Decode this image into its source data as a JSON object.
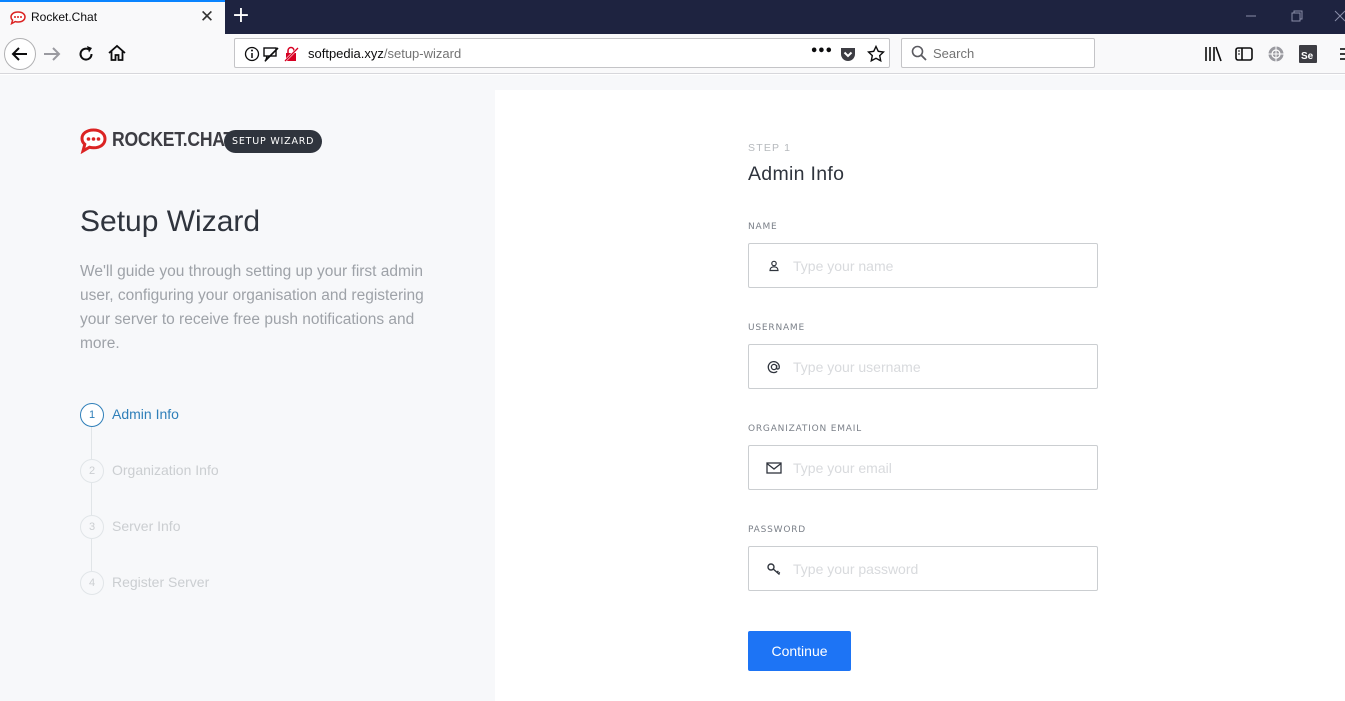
{
  "browser": {
    "tab_title": "Rocket.Chat",
    "url_domain": "softpedia.xyz",
    "url_path": "/setup-wizard",
    "search_placeholder": "Search",
    "toolbar_menu": "•••"
  },
  "sidebar": {
    "logo_text": "ROCKET.CHAT",
    "badge": "SETUP WIZARD",
    "title": "Setup Wizard",
    "description": "We'll guide you through setting up your first admin user, configuring your organisation and registering your server to receive free push notifications and more.",
    "steps": [
      {
        "num": "1",
        "label": "Admin Info",
        "active": true
      },
      {
        "num": "2",
        "label": "Organization Info",
        "active": false
      },
      {
        "num": "3",
        "label": "Server Info",
        "active": false
      },
      {
        "num": "4",
        "label": "Register Server",
        "active": false
      }
    ]
  },
  "form": {
    "step_kicker": "STEP 1",
    "title": "Admin Info",
    "fields": {
      "name": {
        "label": "NAME",
        "placeholder": "Type your name",
        "icon": "user-icon"
      },
      "username": {
        "label": "USERNAME",
        "placeholder": "Type your username",
        "icon": "at-icon"
      },
      "email": {
        "label": "ORGANIZATION EMAIL",
        "placeholder": "Type your email",
        "icon": "mail-icon"
      },
      "password": {
        "label": "PASSWORD",
        "placeholder": "Type your password",
        "icon": "key-icon"
      }
    },
    "continue_label": "Continue"
  },
  "colors": {
    "accent": "#1d74f5",
    "active_step": "#2f7fb9",
    "brand_red": "#db2323",
    "tabbar": "#1e2340"
  }
}
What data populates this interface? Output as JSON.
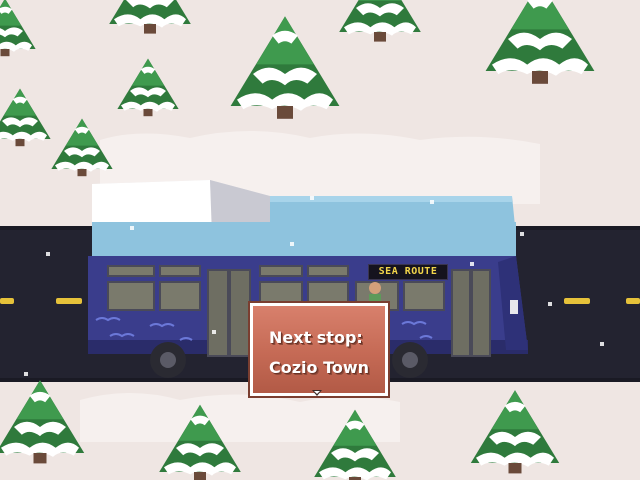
{
  "dialog": {
    "line1": "Next stop:",
    "line2": "Cozio Town"
  },
  "bus": {
    "destination_sign": "SEA ROUTE"
  },
  "colors": {
    "snow": "#efe6e3",
    "road": "#232330",
    "road_marking": "#e6c23a",
    "bus_body": "#3a3d8c",
    "bus_roof": "#8ec3de",
    "dialog_fill": "#c56a55",
    "tree_green": "#2f7a3c"
  },
  "icons": {
    "advance": "advance-arrow-icon"
  }
}
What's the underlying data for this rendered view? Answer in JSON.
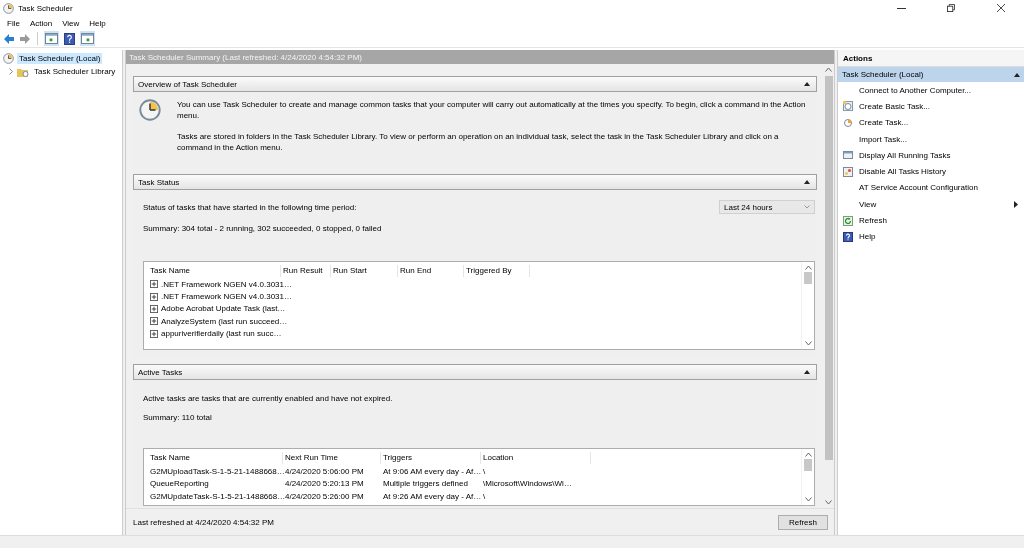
{
  "window": {
    "title": "Task Scheduler"
  },
  "menu": [
    "File",
    "Action",
    "View",
    "Help"
  ],
  "nav_buttons": [
    {
      "kind": "back",
      "disabled": false
    },
    {
      "kind": "forward",
      "disabled": true
    }
  ],
  "tree": [
    {
      "label": "Task Scheduler (Local)",
      "selected": true,
      "children": [
        {
          "label": "Task Scheduler Library",
          "selected": false,
          "expanded": false
        }
      ]
    }
  ],
  "summary_header": "Task Scheduler Summary (Last refreshed: 4/24/2020 4:54:32 PM)",
  "overview": {
    "title": "Overview of Task Scheduler",
    "expanded": true,
    "paragraphs": [
      "You can use Task Scheduler to create and manage common tasks that your computer will carry out automatically at the times you specify. To begin, click a command in the Action menu.",
      "Tasks are stored in folders in the Task Scheduler Library. To view or perform an operation on an individual task, select the task in the Task Scheduler Library and click on a command in the Action menu."
    ]
  },
  "task_status": {
    "title": "Task Status",
    "expanded": true,
    "prompt": "Status of tasks that have started in the following time period:",
    "period": "Last 24 hours",
    "summary": "Summary: 304 total - 2 running, 302 succeeded, 0 stopped, 0 failed",
    "table": {
      "columns": [
        "Task Name",
        "Run Result",
        "Run Start",
        "Run End",
        "Triggered By"
      ],
      "rows": [
        ".NET Framework NGEN v4.0.3031…",
        ".NET Framework NGEN v4.0.3031…",
        "Adobe Acrobat Update Task (last…",
        "AnalyzeSystem (last run succeed…",
        "appuriverifierdaily (last run succ…"
      ]
    }
  },
  "active_tasks": {
    "title": "Active Tasks",
    "expanded": true,
    "description": "Active tasks are tasks that are currently enabled and have not expired.",
    "summary": "Summary: 110 total",
    "table": {
      "columns": [
        "Task Name",
        "Next Run Time",
        "Triggers",
        "Location"
      ],
      "rows": [
        [
          "G2MUploadTask-S-1-5-21-1488668…",
          "4/24/2020 5:06:00 PM",
          "At 9:06 AM every day - Af…",
          "\\"
        ],
        [
          "QueueReporting",
          "4/24/2020 5:20:13 PM",
          "Multiple triggers defined",
          "\\Microsoft\\Windows\\Wi…"
        ],
        [
          "G2MUpdateTask-S-1-5-21-1488668…",
          "4/24/2020 5:26:00 PM",
          "At 9:26 AM every day - Af…",
          "\\"
        ]
      ]
    }
  },
  "footer": {
    "last_refreshed": "Last refreshed at 4/24/2020 4:54:32 PM",
    "button": "Refresh"
  },
  "actions": {
    "title": "Actions",
    "group": "Task Scheduler (Local)",
    "expanded": true,
    "items": [
      {
        "label": "Connect to Another Computer...",
        "kind": "plain"
      },
      {
        "label": "Create Basic Task...",
        "kind": "basic-task"
      },
      {
        "label": "Create Task...",
        "kind": "create-task"
      },
      {
        "label": "Import Task...",
        "kind": "plain"
      },
      {
        "label": "Display All Running Tasks",
        "kind": "running"
      },
      {
        "label": "Disable All Tasks History",
        "kind": "history"
      },
      {
        "label": "AT Service Account Configuration",
        "kind": "plain"
      },
      {
        "label": "View",
        "kind": "submenu"
      },
      {
        "label": "Refresh",
        "kind": "refresh"
      },
      {
        "label": "Help",
        "kind": "help"
      }
    ]
  }
}
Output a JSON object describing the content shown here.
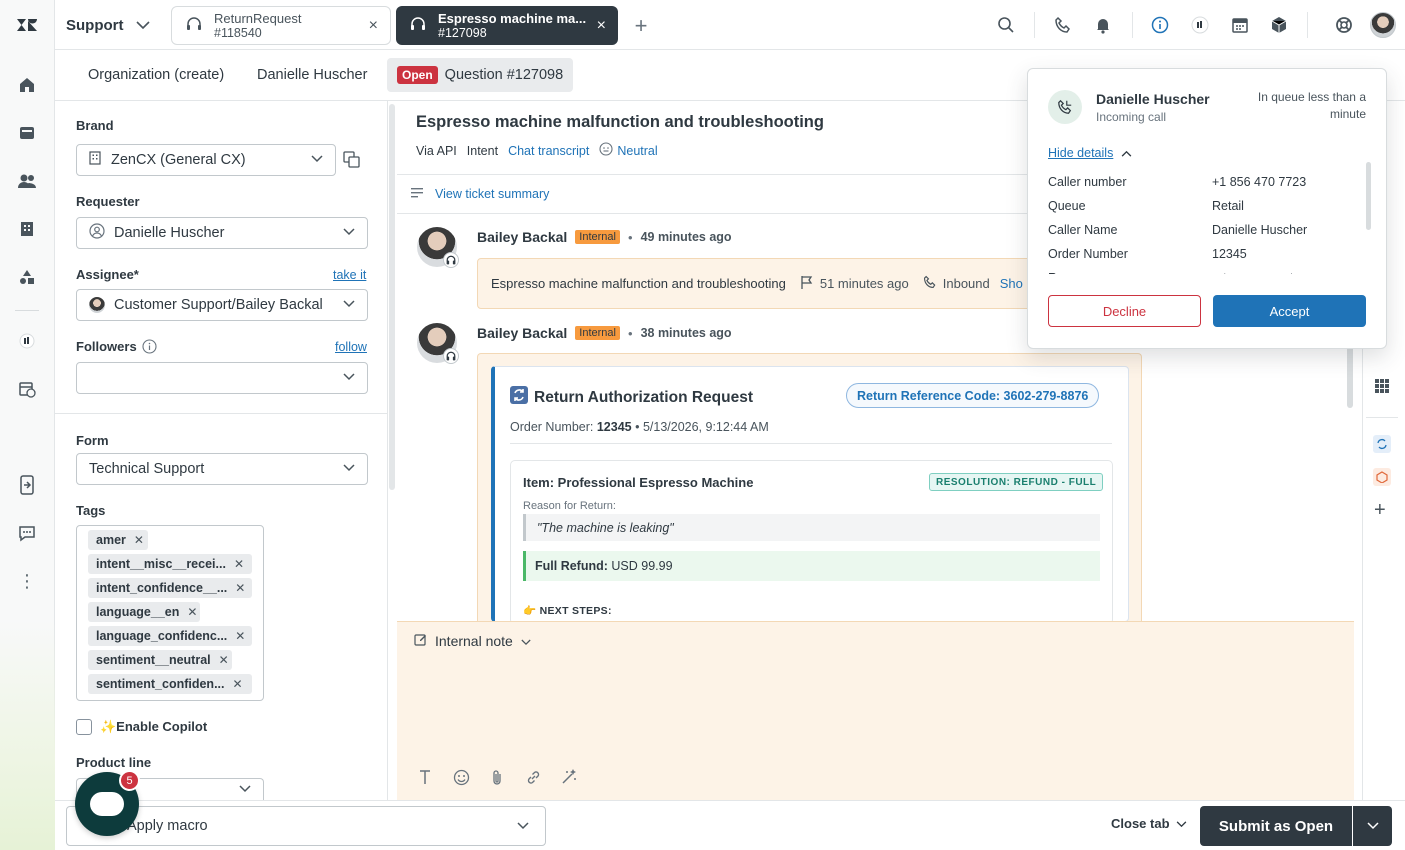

**EXERCISE DIRECTIONS**
Gather every line from the listing above in which the word "Summary" appears.

**OUTPUT BELOW**
  "summary_header": "Task Scheduler Summary (Last refreshed: 4/24/2020 4:54:32 PM)",
    "summary": "Summary: 304 total - 2 running, 302 succeeded, 0 stopped, 0 failed",
    "summary": "Summary: 110 total",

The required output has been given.